++++ EXERCISE INPUT

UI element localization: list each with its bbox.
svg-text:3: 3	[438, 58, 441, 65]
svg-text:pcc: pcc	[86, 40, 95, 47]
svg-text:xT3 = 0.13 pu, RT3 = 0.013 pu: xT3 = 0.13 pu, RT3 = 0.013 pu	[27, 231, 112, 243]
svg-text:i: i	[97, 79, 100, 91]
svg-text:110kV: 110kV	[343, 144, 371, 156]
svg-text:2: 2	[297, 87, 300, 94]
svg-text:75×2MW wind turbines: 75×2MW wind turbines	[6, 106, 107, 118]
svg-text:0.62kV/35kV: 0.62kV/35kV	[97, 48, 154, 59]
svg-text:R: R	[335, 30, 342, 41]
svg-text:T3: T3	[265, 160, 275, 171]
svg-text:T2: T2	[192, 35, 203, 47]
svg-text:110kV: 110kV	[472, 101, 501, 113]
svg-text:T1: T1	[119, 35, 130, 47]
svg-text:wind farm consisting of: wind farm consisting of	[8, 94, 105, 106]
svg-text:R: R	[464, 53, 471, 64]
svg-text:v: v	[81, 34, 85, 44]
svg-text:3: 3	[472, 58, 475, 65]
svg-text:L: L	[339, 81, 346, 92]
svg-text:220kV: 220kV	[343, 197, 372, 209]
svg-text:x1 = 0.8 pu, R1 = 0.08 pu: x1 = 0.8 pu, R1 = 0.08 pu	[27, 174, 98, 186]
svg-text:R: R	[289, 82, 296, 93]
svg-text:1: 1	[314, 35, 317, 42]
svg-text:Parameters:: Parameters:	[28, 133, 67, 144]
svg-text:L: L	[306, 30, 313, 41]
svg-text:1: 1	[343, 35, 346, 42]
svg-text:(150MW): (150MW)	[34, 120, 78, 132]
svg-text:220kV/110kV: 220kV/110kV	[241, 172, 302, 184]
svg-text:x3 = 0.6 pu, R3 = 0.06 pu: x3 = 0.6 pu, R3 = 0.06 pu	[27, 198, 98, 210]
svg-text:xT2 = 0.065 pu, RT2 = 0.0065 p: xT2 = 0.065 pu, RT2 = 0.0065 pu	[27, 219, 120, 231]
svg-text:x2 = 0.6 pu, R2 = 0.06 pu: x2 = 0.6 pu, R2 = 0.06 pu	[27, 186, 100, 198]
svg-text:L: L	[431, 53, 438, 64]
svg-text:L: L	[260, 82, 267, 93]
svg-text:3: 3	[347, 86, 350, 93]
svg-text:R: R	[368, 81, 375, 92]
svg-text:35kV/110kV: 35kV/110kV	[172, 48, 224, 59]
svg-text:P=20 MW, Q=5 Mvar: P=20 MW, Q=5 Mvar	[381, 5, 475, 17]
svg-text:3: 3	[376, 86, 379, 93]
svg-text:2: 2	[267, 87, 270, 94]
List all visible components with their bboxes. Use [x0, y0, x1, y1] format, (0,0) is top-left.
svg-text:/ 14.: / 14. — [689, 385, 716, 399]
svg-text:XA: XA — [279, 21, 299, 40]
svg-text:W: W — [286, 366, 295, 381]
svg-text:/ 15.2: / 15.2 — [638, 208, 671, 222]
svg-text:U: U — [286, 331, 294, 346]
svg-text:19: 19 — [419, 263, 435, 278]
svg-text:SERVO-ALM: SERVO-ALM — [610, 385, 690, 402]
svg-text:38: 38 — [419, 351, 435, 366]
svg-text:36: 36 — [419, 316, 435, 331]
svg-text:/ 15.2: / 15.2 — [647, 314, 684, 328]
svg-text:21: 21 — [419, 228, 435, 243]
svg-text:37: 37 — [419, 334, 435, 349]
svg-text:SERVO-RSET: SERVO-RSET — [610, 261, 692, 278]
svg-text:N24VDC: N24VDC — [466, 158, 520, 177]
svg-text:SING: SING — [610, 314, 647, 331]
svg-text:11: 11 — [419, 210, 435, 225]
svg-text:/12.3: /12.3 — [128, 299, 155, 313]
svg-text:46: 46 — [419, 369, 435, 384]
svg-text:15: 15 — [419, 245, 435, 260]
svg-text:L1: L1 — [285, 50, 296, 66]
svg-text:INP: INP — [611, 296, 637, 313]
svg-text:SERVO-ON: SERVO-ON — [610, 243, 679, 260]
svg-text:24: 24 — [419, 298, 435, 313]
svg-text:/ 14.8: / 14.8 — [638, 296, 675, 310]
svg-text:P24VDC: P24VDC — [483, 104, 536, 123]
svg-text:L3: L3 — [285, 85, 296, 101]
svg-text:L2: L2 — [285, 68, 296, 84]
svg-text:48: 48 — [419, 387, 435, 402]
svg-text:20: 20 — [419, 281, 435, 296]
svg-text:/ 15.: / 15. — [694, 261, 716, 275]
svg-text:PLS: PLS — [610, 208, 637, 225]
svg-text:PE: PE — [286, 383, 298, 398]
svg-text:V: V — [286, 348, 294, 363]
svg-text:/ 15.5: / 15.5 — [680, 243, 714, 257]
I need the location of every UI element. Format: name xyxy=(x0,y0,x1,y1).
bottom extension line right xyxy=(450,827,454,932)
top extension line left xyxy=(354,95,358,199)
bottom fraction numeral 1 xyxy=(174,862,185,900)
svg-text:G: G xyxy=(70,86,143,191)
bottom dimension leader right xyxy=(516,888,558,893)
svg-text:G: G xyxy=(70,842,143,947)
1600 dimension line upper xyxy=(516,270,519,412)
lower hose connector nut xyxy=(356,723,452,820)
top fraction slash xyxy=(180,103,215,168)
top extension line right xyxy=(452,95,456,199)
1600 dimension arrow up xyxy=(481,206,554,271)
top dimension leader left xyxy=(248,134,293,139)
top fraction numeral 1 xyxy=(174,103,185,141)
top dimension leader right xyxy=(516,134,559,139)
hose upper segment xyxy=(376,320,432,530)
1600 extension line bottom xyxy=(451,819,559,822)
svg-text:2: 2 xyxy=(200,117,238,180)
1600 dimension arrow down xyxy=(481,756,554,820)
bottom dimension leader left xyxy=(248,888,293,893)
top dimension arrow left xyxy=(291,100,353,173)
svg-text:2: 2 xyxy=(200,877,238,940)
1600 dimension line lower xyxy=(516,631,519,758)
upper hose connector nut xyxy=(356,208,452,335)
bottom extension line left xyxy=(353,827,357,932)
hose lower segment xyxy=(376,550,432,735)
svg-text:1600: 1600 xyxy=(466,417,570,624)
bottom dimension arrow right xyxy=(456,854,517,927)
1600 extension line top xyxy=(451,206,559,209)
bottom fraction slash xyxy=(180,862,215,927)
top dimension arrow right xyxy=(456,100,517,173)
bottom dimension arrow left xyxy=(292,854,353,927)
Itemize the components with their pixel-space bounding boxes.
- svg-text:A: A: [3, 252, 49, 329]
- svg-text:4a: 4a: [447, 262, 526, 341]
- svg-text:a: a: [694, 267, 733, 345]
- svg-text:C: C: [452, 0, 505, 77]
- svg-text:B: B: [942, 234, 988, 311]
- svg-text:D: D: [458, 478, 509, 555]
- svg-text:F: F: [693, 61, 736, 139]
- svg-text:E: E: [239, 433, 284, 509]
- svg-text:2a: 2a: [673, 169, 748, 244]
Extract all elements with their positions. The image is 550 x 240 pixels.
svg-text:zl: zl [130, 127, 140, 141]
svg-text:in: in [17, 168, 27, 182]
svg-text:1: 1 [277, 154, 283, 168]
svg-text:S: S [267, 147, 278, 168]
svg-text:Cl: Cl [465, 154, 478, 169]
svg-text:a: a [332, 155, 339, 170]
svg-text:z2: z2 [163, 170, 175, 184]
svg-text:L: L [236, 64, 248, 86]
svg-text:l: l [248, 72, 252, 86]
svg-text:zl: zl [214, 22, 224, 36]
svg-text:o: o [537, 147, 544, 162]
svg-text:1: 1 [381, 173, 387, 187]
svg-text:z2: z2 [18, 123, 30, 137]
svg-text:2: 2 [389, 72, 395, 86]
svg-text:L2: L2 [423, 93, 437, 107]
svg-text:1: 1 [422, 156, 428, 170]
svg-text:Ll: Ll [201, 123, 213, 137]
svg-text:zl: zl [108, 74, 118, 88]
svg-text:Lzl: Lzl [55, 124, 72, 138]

++++++++

**WHAT THE TASK REQUIRES**
Count the lines in the rows above that contain the word "components". Reply with the number alone.

**COMPLETE OUTPUT**
2